### Dataset entries ###

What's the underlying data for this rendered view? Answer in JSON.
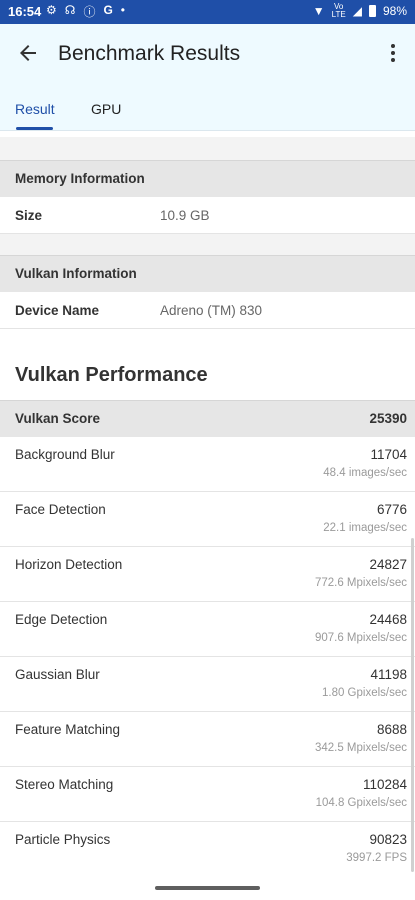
{
  "status": {
    "time": "16:54",
    "left_icons": [
      "gear-icon",
      "network-icon",
      "info-icon",
      "google-icon",
      "dot-icon"
    ],
    "lte_top": "Vo",
    "lte_bottom": "LTE",
    "battery": "98%"
  },
  "appbar": {
    "title": "Benchmark Results",
    "tabs": [
      {
        "label": "Result",
        "active": true
      },
      {
        "label": "GPU",
        "active": false
      }
    ]
  },
  "memory": {
    "header": "Memory Information",
    "rows": [
      {
        "key": "Size",
        "value": "10.9 GB"
      }
    ]
  },
  "vulkan_info": {
    "header": "Vulkan Information",
    "rows": [
      {
        "key": "Device Name",
        "value": "Adreno (TM) 830"
      }
    ]
  },
  "performance": {
    "title": "Vulkan Performance",
    "score_label": "Vulkan Score",
    "score_value": "25390",
    "items": [
      {
        "name": "Background Blur",
        "score": "11704",
        "rate": "48.4 images/sec"
      },
      {
        "name": "Face Detection",
        "score": "6776",
        "rate": "22.1 images/sec"
      },
      {
        "name": "Horizon Detection",
        "score": "24827",
        "rate": "772.6 Mpixels/sec"
      },
      {
        "name": "Edge Detection",
        "score": "24468",
        "rate": "907.6 Mpixels/sec"
      },
      {
        "name": "Gaussian Blur",
        "score": "41198",
        "rate": "1.80 Gpixels/sec"
      },
      {
        "name": "Feature Matching",
        "score": "8688",
        "rate": "342.5 Mpixels/sec"
      },
      {
        "name": "Stereo Matching",
        "score": "110284",
        "rate": "104.8 Gpixels/sec"
      },
      {
        "name": "Particle Physics",
        "score": "90823",
        "rate": "3997.2 FPS"
      }
    ]
  }
}
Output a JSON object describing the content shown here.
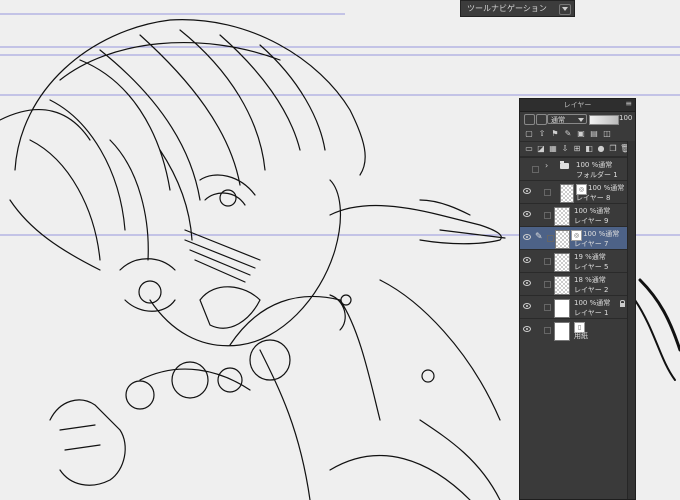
{
  "top_bar": {
    "title": "ツールナビゲーション"
  },
  "layer_panel": {
    "title": "レイヤー",
    "blend_mode": "通常",
    "opacity": "100",
    "layers": [
      {
        "line1": "100 %通常",
        "line2": "フォルダー 1",
        "type": "folder",
        "selected": false,
        "visible": false,
        "has_mask": false,
        "locked": false,
        "editing": false
      },
      {
        "line1": "100 %通常",
        "line2": "レイヤー 8",
        "type": "raster",
        "selected": false,
        "visible": true,
        "has_mask": true,
        "locked": false,
        "editing": false
      },
      {
        "line1": "100 %通常",
        "line2": "レイヤー 9",
        "type": "raster",
        "selected": false,
        "visible": true,
        "has_mask": false,
        "locked": false,
        "editing": false
      },
      {
        "line1": "100 %通常",
        "line2": "レイヤー 7",
        "type": "raster",
        "selected": true,
        "visible": true,
        "has_mask": true,
        "locked": false,
        "editing": true
      },
      {
        "line1": "19 %通常",
        "line2": "レイヤー 5",
        "type": "raster",
        "selected": false,
        "visible": true,
        "has_mask": false,
        "locked": false,
        "editing": false
      },
      {
        "line1": "18 %通常",
        "line2": "レイヤー 2",
        "type": "raster",
        "selected": false,
        "visible": true,
        "has_mask": false,
        "locked": false,
        "editing": false
      },
      {
        "line1": "100 %通常",
        "line2": "レイヤー 1",
        "type": "raster",
        "selected": false,
        "visible": true,
        "has_mask": false,
        "locked": true,
        "editing": false
      },
      {
        "line1": "",
        "line2": "用紙",
        "type": "paper",
        "selected": false,
        "visible": true,
        "has_mask": true,
        "locked": false,
        "editing": false
      }
    ]
  },
  "colors": {
    "panel_bg": "#3a3a3a",
    "selected_row": "#4d6287",
    "guide_line": "#6a6ad0"
  }
}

###

### Work to be completed
Copy the entries exactly. Leave out the images.

### Final result
What's the underlying data for this rendered view? Answer in JSON.
{
  "status": {
    "time": "16:54",
    "left_icons": [
      "gear-icon",
      "network-icon",
      "info-icon",
      "google-icon",
      "dot-icon"
    ],
    "lte_top": "Vo",
    "lte_bottom": "LTE",
    "battery": "98%"
  },
  "appbar": {
    "title": "Benchmark Results",
    "tabs": [
      {
        "label": "Result",
        "active": true
      },
      {
        "label": "GPU",
        "active": false
      }
    ]
  },
  "memory": {
    "header": "Memory Information",
    "rows": [
      {
        "key": "Size",
        "value": "10.9 GB"
      }
    ]
  },
  "vulkan_info": {
    "header": "Vulkan Information",
    "rows": [
      {
        "key": "Device Name",
        "value": "Adreno (TM) 830"
      }
    ]
  },
  "performance": {
    "title": "Vulkan Performance",
    "score_label": "Vulkan Score",
    "score_value": "25390",
    "items": [
      {
        "name": "Background Blur",
        "score": "11704",
        "rate": "48.4 images/sec"
      },
      {
        "name": "Face Detection",
        "score": "6776",
        "rate": "22.1 images/sec"
      },
      {
        "name": "Horizon Detection",
        "score": "24827",
        "rate": "772.6 Mpixels/sec"
      },
      {
        "name": "Edge Detection",
        "score": "24468",
        "rate": "907.6 Mpixels/sec"
      },
      {
        "name": "Gaussian Blur",
        "score": "41198",
        "rate": "1.80 Gpixels/sec"
      },
      {
        "name": "Feature Matching",
        "score": "8688",
        "rate": "342.5 Mpixels/sec"
      },
      {
        "name": "Stereo Matching",
        "score": "110284",
        "rate": "104.8 Gpixels/sec"
      },
      {
        "name": "Particle Physics",
        "score": "90823",
        "rate": "3997.2 FPS"
      }
    ]
  }
}
Output a JSON object describing the content shown here.
{
  "top_bar": {
    "title": "ツールナビゲーション"
  },
  "layer_panel": {
    "title": "レイヤー",
    "blend_mode": "通常",
    "opacity": "100",
    "layers": [
      {
        "line1": "100 %通常",
        "line2": "フォルダー 1",
        "type": "folder",
        "selected": false,
        "visible": false,
        "has_mask": false,
        "locked": false,
        "editing": false
      },
      {
        "line1": "100 %通常",
        "line2": "レイヤー 8",
        "type": "raster",
        "selected": false,
        "visible": true,
        "has_mask": true,
        "locked": false,
        "editing": false
      },
      {
        "line1": "100 %通常",
        "line2": "レイヤー 9",
        "type": "raster",
        "selected": false,
        "visible": true,
        "has_mask": false,
        "locked": false,
        "editing": false
      },
      {
        "line1": "100 %通常",
        "line2": "レイヤー 7",
        "type": "raster",
        "selected": true,
        "visible": true,
        "has_mask": true,
        "locked": false,
        "editing": true
      },
      {
        "line1": "19 %通常",
        "line2": "レイヤー 5",
        "type": "raster",
        "selected": false,
        "visible": true,
        "has_mask": false,
        "locked": false,
        "editing": false
      },
      {
        "line1": "18 %通常",
        "line2": "レイヤー 2",
        "type": "raster",
        "selected": false,
        "visible": true,
        "has_mask": false,
        "locked": false,
        "editing": false
      },
      {
        "line1": "100 %通常",
        "line2": "レイヤー 1",
        "type": "raster",
        "selected": false,
        "visible": true,
        "has_mask": false,
        "locked": true,
        "editing": false
      },
      {
        "line1": "",
        "line2": "用紙",
        "type": "paper",
        "selected": false,
        "visible": true,
        "has_mask": true,
        "locked": false,
        "editing": false
      }
    ]
  },
  "colors": {
    "panel_bg": "#3a3a3a",
    "selected_row": "#4d6287",
    "guide_line": "#6a6ad0"
  }
}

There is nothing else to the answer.